§ **Exercise goal**:
Would you set down every entry shown below, precisely as written?

§ **Input data**:
* START *
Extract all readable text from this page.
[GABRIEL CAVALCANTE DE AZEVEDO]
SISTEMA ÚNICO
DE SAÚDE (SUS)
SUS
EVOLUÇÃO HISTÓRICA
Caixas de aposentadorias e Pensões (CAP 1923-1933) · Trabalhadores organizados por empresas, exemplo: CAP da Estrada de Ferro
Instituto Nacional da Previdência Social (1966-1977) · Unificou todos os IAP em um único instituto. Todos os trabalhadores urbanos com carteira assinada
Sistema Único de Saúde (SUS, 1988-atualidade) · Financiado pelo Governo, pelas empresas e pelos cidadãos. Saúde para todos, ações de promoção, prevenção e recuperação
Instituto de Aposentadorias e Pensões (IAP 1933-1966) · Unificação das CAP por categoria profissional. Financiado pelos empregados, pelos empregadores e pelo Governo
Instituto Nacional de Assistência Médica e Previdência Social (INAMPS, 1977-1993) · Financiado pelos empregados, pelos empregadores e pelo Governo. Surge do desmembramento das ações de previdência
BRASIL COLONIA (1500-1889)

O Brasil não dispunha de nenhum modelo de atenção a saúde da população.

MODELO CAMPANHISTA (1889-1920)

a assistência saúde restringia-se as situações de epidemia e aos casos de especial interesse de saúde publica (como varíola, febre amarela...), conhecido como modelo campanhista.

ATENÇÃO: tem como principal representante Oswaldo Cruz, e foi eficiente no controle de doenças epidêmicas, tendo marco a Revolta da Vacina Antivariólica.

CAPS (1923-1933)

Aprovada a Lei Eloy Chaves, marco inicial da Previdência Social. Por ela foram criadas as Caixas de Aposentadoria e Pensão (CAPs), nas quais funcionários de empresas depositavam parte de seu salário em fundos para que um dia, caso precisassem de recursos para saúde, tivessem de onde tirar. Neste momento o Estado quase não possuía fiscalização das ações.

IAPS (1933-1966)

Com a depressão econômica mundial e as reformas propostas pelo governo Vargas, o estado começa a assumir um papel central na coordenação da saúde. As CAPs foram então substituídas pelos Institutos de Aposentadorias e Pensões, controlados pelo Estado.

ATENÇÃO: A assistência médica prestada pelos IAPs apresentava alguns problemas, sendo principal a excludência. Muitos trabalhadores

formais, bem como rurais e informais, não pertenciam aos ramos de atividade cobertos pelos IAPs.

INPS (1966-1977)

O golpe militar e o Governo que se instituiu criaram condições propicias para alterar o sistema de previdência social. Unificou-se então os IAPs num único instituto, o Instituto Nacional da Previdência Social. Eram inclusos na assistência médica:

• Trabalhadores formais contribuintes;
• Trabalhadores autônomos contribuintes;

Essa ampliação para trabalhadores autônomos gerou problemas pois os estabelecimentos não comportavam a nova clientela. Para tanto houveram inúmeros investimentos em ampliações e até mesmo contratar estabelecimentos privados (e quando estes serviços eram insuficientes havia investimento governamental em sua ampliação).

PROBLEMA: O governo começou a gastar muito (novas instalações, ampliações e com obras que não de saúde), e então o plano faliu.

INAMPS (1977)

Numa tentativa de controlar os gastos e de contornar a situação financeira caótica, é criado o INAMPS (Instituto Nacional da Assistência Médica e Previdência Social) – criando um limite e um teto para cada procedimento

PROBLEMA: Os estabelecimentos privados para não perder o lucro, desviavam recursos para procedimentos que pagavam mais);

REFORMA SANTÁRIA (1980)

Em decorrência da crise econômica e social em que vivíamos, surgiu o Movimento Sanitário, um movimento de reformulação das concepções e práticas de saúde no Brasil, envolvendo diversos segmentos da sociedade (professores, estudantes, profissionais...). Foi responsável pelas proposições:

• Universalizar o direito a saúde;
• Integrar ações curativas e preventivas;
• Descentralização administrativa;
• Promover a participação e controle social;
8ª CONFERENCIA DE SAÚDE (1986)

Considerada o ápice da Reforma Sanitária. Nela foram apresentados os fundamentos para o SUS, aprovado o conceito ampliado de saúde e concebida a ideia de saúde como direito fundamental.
* END *
§ **Answer**:
Extract all readable text from this page.
[GABRIEL CAVALCANTE DE AZEVEDO]
SISTEMA ÚNICO
DE SAÚDE (SUS)
SUS
EVOLUÇÃO HISTÓRICA
Caixas de aposentadorias e Pensões (CAP 1923-1933) · Trabalhadores organizados por empresas, exemplo: CAP da Estrada de Ferro
Instituto Nacional da Previdência Social (1966-1977) · Unificou todos os IAP em um único instituto. Todos os trabalhadores urbanos com carteira assinada
Sistema Único de Saúde (SUS, 1988-atualidade) · Financiado pelo Governo, pelas empresas e pelos cidadãos. Saúde para todos, ações de promoção, prevenção e recuperação
Instituto de Aposentadorias e Pensões (IAP 1933-1966) · Unificação das CAP por categoria profissional. Financiado pelos empregados, pelos empregadores e pelo Governo
Instituto Nacional de Assistência Médica e Previdência Social (INAMPS, 1977-1993) · Financiado pelos empregados, pelos empregadores e pelo Governo. Surge do desmembramento das ações de previdência
BRASIL COLONIA (1500-1889)

O Brasil não dispunha de nenhum modelo de atenção a saúde da população.

MODELO CAMPANHISTA (1889-1920)

a assistência saúde restringia-se as situações de epidemia e aos casos de especial interesse de saúde publica (como varíola, febre amarela...), conhecido como modelo campanhista.

ATENÇÃO: tem como principal representante Oswaldo Cruz, e foi eficiente no controle de doenças epidêmicas, tendo marco a Revolta da Vacina Antivariólica.

CAPS (1923-1933)

Aprovada a Lei Eloy Chaves, marco inicial da Previdência Social. Por ela foram criadas as Caixas de Aposentadoria e Pensão (CAPs), nas quais funcionários de empresas depositavam parte de seu salário em fundos para que um dia, caso precisassem de recursos para saúde, tivessem de onde tirar. Neste momento o Estado quase não possuía fiscalização das ações.

IAPS (1933-1966)

Com a depressão econômica mundial e as reformas propostas pelo governo Vargas, o estado começa a assumir um papel central na coordenação da saúde. As CAPs foram então substituídas pelos Institutos de Aposentadorias e Pensões, controlados pelo Estado.

ATENÇÃO: A assistência médica prestada pelos IAPs apresentava alguns problemas, sendo principal a excludência. Muitos trabalhadores

formais, bem como rurais e informais, não pertenciam aos ramos de atividade cobertos pelos IAPs.

INPS (1966-1977)

O golpe militar e o Governo que se instituiu criaram condições propicias para alterar o sistema de previdência social. Unificou-se então os IAPs num único instituto, o Instituto Nacional da Previdência Social. Eram inclusos na assistência médica:

• Trabalhadores formais contribuintes;
• Trabalhadores autônomos contribuintes;

Essa ampliação para trabalhadores autônomos gerou problemas pois os estabelecimentos não comportavam a nova clientela. Para tanto houveram inúmeros investimentos em ampliações e até mesmo contratar estabelecimentos privados (e quando estes serviços eram insuficientes havia investimento governamental em sua ampliação).

PROBLEMA: O governo começou a gastar muito (novas instalações, ampliações e com obras que não de saúde), e então o plano faliu.

INAMPS (1977)

Numa tentativa de controlar os gastos e de contornar a situação financeira caótica, é criado o INAMPS (Instituto Nacional da Assistência Médica e Previdência Social) – criando um limite e um teto para cada procedimento

PROBLEMA: Os estabelecimentos privados para não perder o lucro, desviavam recursos para procedimentos que pagavam mais);

REFORMA SANTÁRIA (1980)

Em decorrência da crise econômica e social em que vivíamos, surgiu o Movimento Sanitário, um movimento de reformulação das concepções e práticas de saúde no Brasil, envolvendo diversos segmentos da sociedade (professores, estudantes, profissionais...). Foi responsável pelas proposições:

• Universalizar o direito a saúde;
• Integrar ações curativas e preventivas;
• Descentralização administrativa;
• Promover a participação e controle social;
8ª CONFERENCIA DE SAÚDE (1986)

Considerada o ápice da Reforma Sanitária. Nela foram apresentados os fundamentos para o SUS, aprovado o conceito ampliado de saúde e concebida a ideia de saúde como direito fundamental.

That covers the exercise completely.